DATASET CONTENT:
..............................

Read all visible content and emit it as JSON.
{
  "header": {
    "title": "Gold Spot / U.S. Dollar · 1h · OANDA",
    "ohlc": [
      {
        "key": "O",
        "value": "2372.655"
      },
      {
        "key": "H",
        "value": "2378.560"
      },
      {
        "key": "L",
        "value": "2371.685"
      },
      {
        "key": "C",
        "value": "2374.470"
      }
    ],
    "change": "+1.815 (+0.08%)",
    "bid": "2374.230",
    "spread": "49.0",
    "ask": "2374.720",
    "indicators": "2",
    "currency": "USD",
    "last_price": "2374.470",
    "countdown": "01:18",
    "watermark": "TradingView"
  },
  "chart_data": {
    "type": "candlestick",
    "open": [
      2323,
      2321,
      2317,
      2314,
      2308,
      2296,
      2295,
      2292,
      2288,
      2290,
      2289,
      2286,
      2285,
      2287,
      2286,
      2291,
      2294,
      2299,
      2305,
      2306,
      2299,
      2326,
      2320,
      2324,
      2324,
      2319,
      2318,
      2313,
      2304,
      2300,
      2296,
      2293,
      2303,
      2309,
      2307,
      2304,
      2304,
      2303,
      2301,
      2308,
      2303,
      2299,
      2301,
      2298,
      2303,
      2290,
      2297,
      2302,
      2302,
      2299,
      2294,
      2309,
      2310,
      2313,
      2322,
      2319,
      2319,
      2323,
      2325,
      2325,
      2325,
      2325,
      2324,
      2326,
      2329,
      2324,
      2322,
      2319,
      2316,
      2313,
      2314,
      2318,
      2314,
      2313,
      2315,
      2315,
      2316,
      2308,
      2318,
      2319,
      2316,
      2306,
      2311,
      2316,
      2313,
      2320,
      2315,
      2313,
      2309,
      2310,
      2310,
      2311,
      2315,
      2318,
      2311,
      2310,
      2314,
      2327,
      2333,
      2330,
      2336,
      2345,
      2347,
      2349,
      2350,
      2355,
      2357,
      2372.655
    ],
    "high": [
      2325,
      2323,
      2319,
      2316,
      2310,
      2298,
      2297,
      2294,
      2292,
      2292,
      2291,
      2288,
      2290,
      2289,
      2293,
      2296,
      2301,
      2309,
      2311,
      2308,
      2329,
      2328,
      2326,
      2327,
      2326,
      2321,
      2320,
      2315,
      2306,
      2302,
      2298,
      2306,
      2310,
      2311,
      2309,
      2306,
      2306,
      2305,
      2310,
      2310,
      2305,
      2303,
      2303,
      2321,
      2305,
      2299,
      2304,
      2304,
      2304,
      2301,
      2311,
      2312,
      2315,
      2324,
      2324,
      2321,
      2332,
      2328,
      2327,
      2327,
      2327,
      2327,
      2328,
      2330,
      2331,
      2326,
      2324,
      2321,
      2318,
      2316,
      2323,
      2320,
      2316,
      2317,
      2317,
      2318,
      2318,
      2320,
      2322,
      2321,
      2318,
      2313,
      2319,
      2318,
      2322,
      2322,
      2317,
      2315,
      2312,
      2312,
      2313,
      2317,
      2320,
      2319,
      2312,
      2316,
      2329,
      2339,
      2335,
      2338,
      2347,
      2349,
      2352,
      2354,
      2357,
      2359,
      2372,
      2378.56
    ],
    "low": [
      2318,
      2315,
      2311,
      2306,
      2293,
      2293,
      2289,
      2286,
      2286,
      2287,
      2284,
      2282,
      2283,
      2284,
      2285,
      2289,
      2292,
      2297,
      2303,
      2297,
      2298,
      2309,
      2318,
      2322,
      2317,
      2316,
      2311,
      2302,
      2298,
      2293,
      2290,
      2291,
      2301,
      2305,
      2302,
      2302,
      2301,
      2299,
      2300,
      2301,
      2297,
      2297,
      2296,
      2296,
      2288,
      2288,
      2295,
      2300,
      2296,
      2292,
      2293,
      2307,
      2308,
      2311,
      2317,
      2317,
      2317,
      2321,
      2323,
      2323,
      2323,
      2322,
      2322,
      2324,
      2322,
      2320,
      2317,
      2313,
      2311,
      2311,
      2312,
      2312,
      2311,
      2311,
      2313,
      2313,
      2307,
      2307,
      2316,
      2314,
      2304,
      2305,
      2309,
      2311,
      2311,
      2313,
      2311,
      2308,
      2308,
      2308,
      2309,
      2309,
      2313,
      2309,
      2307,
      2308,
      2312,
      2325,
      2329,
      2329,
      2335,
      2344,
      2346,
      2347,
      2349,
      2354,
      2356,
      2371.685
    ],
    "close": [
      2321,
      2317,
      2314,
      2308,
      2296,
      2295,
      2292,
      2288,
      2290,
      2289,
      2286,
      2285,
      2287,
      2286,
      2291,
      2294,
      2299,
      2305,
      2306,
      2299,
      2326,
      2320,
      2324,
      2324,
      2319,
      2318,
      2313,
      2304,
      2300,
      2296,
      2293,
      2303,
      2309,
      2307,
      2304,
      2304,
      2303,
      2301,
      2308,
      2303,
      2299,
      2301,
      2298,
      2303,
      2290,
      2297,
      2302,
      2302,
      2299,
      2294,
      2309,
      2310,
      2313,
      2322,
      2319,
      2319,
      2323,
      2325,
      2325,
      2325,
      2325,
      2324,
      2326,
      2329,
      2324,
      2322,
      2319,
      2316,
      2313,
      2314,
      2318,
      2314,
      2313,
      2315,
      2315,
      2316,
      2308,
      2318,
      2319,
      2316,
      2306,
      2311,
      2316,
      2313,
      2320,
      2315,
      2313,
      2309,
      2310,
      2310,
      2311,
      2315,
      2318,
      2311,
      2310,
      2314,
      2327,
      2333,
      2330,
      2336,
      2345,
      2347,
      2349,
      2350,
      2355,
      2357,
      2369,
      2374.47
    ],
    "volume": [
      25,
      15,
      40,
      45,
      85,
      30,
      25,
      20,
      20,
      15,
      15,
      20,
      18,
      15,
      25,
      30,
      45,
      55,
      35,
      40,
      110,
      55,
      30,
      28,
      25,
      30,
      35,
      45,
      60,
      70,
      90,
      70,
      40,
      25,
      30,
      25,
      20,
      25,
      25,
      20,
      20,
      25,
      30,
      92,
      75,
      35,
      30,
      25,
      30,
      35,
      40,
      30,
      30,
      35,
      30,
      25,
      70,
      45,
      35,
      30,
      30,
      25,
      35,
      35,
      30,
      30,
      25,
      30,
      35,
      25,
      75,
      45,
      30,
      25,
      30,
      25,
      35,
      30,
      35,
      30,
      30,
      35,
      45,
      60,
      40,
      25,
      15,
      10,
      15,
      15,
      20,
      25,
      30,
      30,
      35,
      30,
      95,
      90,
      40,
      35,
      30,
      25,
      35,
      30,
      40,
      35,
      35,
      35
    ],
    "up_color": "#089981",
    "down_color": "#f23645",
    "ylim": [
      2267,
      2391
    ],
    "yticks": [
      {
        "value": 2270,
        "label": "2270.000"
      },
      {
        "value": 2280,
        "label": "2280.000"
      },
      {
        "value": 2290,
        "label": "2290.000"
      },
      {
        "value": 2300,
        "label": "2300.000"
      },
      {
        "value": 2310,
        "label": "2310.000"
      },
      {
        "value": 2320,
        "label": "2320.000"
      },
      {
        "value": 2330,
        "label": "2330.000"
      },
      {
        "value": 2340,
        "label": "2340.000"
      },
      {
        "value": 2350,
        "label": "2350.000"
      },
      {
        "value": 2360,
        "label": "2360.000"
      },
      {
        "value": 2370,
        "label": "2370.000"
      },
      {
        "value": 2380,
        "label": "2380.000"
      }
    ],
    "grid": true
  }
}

..............................

TASK DIRECTIONS: Above are the records; copy every line in them that holds the word "label".

WRITTEN RESPONSE:
        "label": "2270.000"
        "label": "2280.000"
        "label": "2290.000"
        "label": "2300.000"
        "label": "2310.000"
        "label": "2320.000"
        "label": "2330.000"
        "label": "2340.000"
        "label": "2350.000"
        "label": "2360.000"
        "label": "2370.000"
        "label": "2380.000"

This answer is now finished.